Short task:
Reproduce the full listing that appears beneath this instruction exactly.

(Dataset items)
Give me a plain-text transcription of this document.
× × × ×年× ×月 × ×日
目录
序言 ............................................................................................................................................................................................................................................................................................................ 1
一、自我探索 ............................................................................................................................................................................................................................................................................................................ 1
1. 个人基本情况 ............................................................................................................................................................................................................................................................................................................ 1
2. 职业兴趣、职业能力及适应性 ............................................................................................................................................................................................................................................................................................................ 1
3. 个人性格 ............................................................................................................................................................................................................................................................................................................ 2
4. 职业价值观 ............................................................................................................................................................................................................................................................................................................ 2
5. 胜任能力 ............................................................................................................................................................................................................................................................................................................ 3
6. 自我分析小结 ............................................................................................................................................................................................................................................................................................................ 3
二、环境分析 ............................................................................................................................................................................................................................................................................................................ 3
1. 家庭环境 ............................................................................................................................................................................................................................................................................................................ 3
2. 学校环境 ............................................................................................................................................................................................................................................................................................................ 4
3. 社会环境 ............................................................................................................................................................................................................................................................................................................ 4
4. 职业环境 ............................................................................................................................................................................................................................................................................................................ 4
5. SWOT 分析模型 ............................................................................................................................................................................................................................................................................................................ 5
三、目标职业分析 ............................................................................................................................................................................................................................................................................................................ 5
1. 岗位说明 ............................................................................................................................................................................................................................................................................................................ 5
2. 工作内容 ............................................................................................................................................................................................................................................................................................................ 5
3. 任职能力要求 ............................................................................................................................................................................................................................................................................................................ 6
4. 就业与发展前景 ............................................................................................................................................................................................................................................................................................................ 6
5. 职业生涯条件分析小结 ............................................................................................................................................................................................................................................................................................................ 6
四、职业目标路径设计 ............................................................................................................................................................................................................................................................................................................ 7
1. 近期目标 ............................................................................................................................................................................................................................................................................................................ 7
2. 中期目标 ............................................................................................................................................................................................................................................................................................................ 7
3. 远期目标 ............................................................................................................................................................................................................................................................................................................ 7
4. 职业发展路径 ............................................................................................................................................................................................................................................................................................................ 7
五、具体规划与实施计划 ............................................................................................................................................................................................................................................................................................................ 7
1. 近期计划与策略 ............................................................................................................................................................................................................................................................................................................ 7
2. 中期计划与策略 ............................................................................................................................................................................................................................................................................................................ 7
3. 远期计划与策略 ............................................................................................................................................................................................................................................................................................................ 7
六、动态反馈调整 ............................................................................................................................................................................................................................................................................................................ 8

Complete response:
Give me a plain-text transcription of this document.
× × × ×年× ×月 × ×日
目录
序言 ............................................................................................................................................................................................................................................................................................................ 1
一、自我探索 ............................................................................................................................................................................................................................................................................................................ 1
1. 个人基本情况 ............................................................................................................................................................................................................................................................................................................ 1
2. 职业兴趣、职业能力及适应性 ............................................................................................................................................................................................................................................................................................................ 1
3. 个人性格 ............................................................................................................................................................................................................................................................................................................ 2
4. 职业价值观 ............................................................................................................................................................................................................................................................................................................ 2
5. 胜任能力 ............................................................................................................................................................................................................................................................................................................ 3
6. 自我分析小结 ............................................................................................................................................................................................................................................................................................................ 3
二、环境分析 ............................................................................................................................................................................................................................................................................................................ 3
1. 家庭环境 ............................................................................................................................................................................................................................................................................................................ 3
2. 学校环境 ............................................................................................................................................................................................................................................................................................................ 4
3. 社会环境 ............................................................................................................................................................................................................................................................................................................ 4
4. 职业环境 ............................................................................................................................................................................................................................................................................................................ 4
5. SWOT 分析模型 ............................................................................................................................................................................................................................................................................................................ 5
三、目标职业分析 ............................................................................................................................................................................................................................................................................................................ 5
1. 岗位说明 ............................................................................................................................................................................................................................................................................................................ 5
2. 工作内容 ............................................................................................................................................................................................................................................................................................................ 5
3. 任职能力要求 ............................................................................................................................................................................................................................................................................................................ 6
4. 就业与发展前景 ............................................................................................................................................................................................................................................................................................................ 6
5. 职业生涯条件分析小结 ............................................................................................................................................................................................................................................................................................................ 6
四、职业目标路径设计 ............................................................................................................................................................................................................................................................................................................ 7
1. 近期目标 ............................................................................................................................................................................................................................................................................................................ 7
2. 中期目标 ............................................................................................................................................................................................................................................................................................................ 7
3. 远期目标 ............................................................................................................................................................................................................................................................................................................ 7
4. 职业发展路径 ............................................................................................................................................................................................................................................................................................................ 7
五、具体规划与实施计划 ............................................................................................................................................................................................................................................................................................................ 7
1. 近期计划与策略 ............................................................................................................................................................................................................................................................................................................ 7
2. 中期计划与策略 ............................................................................................................................................................................................................................................................................................................ 7
3. 远期计划与策略 ............................................................................................................................................................................................................................................................................................................ 7
六、动态反馈调整 ............................................................................................................................................................................................................................................................................................................ 8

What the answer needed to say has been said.